REQUIREMENTS - Copy every line from the material below that holds "laptop".

ENTRIES -
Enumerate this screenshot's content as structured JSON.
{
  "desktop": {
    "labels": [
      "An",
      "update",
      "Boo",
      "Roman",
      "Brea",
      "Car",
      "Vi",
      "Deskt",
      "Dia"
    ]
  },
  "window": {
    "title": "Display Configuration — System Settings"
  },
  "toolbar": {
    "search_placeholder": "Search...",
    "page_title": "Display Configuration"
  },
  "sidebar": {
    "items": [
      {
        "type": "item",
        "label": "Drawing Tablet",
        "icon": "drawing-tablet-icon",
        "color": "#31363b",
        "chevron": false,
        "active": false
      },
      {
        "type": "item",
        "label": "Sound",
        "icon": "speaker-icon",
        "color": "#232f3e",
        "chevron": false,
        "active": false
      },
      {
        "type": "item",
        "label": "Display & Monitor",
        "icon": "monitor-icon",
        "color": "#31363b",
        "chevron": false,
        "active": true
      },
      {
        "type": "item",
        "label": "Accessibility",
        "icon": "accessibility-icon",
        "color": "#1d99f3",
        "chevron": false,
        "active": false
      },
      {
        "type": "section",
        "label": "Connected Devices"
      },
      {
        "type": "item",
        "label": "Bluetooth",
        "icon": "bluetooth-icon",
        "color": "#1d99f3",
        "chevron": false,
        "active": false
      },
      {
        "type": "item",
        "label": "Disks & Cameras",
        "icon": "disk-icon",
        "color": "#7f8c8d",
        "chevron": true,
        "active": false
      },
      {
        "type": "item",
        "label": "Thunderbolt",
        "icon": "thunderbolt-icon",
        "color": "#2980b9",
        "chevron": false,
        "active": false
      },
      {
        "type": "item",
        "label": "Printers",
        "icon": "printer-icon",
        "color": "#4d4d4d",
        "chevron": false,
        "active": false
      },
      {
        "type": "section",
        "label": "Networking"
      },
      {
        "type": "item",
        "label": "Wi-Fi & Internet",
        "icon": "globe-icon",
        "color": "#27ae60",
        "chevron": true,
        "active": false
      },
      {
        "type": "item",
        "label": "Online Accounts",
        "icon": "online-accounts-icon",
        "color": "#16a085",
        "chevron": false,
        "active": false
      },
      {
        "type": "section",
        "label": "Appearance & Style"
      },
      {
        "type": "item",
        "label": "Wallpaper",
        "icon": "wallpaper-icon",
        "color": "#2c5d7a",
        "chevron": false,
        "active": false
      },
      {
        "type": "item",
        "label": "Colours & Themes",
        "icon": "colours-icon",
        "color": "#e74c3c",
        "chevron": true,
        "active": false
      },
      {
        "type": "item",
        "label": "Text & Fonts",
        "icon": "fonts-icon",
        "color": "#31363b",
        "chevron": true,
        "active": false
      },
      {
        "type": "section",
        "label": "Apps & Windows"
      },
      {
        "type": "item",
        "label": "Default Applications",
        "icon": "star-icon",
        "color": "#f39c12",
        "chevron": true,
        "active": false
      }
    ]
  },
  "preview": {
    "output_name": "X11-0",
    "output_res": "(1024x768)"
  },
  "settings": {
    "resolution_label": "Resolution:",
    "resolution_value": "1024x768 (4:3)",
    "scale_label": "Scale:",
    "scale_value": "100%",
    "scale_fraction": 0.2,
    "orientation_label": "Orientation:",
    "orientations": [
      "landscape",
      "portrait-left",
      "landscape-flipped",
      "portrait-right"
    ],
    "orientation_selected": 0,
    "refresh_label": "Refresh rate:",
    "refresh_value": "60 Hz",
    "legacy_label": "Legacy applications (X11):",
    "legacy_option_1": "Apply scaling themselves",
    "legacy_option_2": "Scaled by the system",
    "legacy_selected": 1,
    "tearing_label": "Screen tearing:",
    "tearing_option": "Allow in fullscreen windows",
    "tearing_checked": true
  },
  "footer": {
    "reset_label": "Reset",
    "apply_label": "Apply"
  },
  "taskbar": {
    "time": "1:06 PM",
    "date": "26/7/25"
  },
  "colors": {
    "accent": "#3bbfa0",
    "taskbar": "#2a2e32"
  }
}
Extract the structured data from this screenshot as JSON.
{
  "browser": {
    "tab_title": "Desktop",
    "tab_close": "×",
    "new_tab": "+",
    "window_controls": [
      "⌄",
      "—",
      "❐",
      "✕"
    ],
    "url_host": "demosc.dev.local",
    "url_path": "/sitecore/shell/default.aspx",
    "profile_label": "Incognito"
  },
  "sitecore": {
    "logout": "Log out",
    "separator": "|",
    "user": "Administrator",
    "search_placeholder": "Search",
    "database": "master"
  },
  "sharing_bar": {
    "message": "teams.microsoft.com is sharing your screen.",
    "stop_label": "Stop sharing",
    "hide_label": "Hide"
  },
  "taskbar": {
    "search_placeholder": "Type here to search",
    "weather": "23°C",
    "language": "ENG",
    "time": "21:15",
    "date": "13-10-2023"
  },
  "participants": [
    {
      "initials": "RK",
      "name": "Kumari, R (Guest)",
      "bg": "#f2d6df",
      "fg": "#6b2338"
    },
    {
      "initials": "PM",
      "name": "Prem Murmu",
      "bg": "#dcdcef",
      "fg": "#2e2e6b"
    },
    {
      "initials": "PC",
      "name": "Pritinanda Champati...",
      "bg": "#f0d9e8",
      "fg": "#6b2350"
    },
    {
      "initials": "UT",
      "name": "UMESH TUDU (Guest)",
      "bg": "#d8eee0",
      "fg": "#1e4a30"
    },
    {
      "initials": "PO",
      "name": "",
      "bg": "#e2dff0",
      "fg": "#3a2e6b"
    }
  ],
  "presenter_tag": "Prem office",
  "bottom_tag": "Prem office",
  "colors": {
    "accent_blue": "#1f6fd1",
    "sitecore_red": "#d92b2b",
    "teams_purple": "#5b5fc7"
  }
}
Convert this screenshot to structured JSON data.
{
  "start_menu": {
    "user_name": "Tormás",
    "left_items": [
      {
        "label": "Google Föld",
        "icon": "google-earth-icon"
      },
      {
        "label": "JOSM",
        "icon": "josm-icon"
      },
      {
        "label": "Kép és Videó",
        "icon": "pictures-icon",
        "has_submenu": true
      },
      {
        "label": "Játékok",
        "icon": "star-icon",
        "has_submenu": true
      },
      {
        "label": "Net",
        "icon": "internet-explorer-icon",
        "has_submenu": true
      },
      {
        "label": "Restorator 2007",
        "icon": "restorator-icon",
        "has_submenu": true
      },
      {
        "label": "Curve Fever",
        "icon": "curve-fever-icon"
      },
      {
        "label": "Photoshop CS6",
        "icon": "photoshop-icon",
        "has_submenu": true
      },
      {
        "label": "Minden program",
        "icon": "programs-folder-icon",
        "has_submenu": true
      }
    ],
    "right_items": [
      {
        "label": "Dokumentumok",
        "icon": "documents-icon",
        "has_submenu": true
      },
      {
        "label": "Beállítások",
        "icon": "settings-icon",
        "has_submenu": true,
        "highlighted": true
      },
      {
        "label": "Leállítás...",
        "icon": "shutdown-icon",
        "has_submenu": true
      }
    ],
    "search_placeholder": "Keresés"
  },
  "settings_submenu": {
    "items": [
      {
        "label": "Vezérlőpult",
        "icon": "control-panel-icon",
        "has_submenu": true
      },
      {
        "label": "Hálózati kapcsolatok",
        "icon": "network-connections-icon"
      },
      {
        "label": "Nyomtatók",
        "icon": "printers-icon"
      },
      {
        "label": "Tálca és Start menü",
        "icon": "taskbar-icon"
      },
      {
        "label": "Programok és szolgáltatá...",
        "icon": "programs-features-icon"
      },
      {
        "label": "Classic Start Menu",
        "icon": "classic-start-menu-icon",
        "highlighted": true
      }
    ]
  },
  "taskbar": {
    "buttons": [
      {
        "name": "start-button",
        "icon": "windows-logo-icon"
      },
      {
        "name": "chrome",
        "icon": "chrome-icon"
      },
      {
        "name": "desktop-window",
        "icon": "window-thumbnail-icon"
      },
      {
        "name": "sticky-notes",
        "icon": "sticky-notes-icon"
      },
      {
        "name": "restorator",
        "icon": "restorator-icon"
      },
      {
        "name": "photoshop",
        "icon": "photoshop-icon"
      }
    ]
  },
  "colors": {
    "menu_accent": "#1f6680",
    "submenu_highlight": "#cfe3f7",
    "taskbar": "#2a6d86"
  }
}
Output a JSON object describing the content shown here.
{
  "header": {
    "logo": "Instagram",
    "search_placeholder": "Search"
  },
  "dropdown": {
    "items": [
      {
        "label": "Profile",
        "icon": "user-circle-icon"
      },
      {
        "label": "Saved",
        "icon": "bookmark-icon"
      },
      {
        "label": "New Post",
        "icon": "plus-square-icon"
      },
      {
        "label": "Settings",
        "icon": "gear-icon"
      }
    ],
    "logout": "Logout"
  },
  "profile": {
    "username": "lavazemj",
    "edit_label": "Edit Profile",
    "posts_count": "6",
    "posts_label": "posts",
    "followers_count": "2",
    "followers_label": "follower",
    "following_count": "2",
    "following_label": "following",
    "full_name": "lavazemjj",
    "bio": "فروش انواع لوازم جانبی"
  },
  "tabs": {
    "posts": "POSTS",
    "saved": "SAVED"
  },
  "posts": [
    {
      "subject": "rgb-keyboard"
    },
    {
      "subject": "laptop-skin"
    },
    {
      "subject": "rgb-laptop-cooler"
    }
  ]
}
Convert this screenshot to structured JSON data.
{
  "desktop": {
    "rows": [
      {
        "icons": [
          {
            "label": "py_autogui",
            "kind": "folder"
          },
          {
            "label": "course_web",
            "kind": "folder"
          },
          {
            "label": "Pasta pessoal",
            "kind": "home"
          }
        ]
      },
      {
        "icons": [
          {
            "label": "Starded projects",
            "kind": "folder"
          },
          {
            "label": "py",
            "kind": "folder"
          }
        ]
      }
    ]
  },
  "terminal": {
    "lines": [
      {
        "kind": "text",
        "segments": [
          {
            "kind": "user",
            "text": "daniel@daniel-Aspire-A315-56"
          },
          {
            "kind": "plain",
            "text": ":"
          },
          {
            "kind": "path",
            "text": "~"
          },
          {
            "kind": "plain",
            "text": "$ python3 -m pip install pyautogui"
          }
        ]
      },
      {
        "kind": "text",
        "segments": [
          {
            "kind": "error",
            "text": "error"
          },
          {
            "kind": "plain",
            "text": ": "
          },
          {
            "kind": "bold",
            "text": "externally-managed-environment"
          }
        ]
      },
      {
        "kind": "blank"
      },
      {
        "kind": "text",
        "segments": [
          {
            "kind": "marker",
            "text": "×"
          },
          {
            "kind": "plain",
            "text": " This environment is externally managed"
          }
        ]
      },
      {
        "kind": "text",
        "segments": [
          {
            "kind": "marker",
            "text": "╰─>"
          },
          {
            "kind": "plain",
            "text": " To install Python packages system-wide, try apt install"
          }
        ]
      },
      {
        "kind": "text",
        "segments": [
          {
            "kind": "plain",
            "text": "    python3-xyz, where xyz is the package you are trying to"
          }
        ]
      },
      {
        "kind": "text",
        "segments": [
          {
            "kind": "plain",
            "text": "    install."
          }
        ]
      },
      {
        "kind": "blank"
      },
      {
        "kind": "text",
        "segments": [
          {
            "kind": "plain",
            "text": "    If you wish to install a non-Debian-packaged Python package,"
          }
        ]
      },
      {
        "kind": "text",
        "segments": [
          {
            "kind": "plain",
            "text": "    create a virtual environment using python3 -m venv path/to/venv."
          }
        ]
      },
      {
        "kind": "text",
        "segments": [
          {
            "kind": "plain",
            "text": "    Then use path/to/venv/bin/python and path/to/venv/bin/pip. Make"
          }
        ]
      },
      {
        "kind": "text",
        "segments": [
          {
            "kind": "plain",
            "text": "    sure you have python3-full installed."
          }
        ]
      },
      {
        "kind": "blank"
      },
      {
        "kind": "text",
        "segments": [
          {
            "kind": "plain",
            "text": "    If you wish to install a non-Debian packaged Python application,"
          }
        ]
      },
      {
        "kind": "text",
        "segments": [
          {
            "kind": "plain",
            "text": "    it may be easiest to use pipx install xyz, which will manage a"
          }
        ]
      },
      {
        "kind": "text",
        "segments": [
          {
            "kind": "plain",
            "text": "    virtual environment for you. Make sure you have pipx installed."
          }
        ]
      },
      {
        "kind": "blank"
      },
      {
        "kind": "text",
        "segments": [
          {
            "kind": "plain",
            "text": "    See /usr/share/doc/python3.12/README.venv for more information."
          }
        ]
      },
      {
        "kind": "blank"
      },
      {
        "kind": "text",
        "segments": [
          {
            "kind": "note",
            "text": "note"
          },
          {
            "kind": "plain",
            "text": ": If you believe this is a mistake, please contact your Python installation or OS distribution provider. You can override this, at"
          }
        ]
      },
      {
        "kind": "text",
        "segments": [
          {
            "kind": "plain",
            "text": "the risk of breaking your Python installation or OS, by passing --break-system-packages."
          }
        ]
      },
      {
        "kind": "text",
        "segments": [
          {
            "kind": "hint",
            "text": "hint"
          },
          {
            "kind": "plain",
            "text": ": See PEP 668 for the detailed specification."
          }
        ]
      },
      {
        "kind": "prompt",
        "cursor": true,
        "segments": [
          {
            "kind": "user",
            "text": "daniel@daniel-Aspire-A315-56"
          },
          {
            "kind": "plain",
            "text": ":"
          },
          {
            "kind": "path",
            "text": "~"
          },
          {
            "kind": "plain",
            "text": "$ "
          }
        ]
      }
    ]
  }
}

COMPLETE RESPONSE -
      "subject": "laptop-skin"
      "subject": "rgb-laptop-cooler"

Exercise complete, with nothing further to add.